Give the material again in full, matching it exactly.

Input for this task:
=-=-=
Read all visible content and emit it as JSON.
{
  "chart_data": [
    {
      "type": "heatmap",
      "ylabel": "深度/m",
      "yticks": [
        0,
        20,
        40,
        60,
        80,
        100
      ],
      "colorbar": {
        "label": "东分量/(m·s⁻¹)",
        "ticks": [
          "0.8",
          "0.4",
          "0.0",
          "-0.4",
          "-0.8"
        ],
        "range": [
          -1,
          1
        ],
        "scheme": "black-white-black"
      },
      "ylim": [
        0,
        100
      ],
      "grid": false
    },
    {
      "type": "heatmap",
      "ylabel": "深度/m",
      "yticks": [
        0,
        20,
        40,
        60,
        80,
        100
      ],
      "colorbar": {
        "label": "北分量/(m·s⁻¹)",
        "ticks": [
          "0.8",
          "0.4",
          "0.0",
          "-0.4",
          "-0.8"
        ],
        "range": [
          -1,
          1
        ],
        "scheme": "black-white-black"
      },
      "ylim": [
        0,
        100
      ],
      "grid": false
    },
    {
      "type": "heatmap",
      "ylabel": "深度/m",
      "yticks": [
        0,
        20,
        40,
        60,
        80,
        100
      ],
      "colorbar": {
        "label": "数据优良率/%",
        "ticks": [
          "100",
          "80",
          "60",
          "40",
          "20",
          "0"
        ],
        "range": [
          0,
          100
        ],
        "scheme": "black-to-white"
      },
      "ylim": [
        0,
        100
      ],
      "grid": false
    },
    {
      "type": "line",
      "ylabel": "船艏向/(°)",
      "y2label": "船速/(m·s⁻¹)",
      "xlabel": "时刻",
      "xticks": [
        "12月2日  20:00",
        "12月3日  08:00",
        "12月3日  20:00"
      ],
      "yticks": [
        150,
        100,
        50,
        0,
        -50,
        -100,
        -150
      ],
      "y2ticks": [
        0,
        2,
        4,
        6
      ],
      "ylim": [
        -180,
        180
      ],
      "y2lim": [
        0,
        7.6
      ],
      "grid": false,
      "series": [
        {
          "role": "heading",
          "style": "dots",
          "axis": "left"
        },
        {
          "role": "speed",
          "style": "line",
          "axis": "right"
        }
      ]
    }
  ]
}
=-=-=
Expected output:
Read all visible content and emit it as JSON.
{
  "chart_data": [
    {
      "type": "heatmap",
      "ylabel": "深度/m",
      "yticks": [
        0,
        20,
        40,
        60,
        80,
        100
      ],
      "colorbar": {
        "label": "东分量/(m·s⁻¹)",
        "ticks": [
          "0.8",
          "0.4",
          "0.0",
          "-0.4",
          "-0.8"
        ],
        "range": [
          -1,
          1
        ],
        "scheme": "black-white-black"
      },
      "ylim": [
        0,
        100
      ],
      "grid": false
    },
    {
      "type": "heatmap",
      "ylabel": "深度/m",
      "yticks": [
        0,
        20,
        40,
        60,
        80,
        100
      ],
      "colorbar": {
        "label": "北分量/(m·s⁻¹)",
        "ticks": [
          "0.8",
          "0.4",
          "0.0",
          "-0.4",
          "-0.8"
        ],
        "range": [
          -1,
          1
        ],
        "scheme": "black-white-black"
      },
      "ylim": [
        0,
        100
      ],
      "grid": false
    },
    {
      "type": "heatmap",
      "ylabel": "深度/m",
      "yticks": [
        0,
        20,
        40,
        60,
        80,
        100
      ],
      "colorbar": {
        "label": "数据优良率/%",
        "ticks": [
          "100",
          "80",
          "60",
          "40",
          "20",
          "0"
        ],
        "range": [
          0,
          100
        ],
        "scheme": "black-to-white"
      },
      "ylim": [
        0,
        100
      ],
      "grid": false
    },
    {
      "type": "line",
      "ylabel": "船艏向/(°)",
      "y2label": "船速/(m·s⁻¹)",
      "xlabel": "时刻",
      "xticks": [
        "12月2日  20:00",
        "12月3日  08:00",
        "12月3日  20:00"
      ],
      "yticks": [
        150,
        100,
        50,
        0,
        -50,
        -100,
        -150
      ],
      "y2ticks": [
        0,
        2,
        4,
        6
      ],
      "ylim": [
        -180,
        180
      ],
      "y2lim": [
        0,
        7.6
      ],
      "grid": false,
      "series": [
        {
          "role": "heading",
          "style": "dots",
          "axis": "left"
        },
        {
          "role": "speed",
          "style": "line",
          "axis": "right"
        }
      ]
    }
  ]
}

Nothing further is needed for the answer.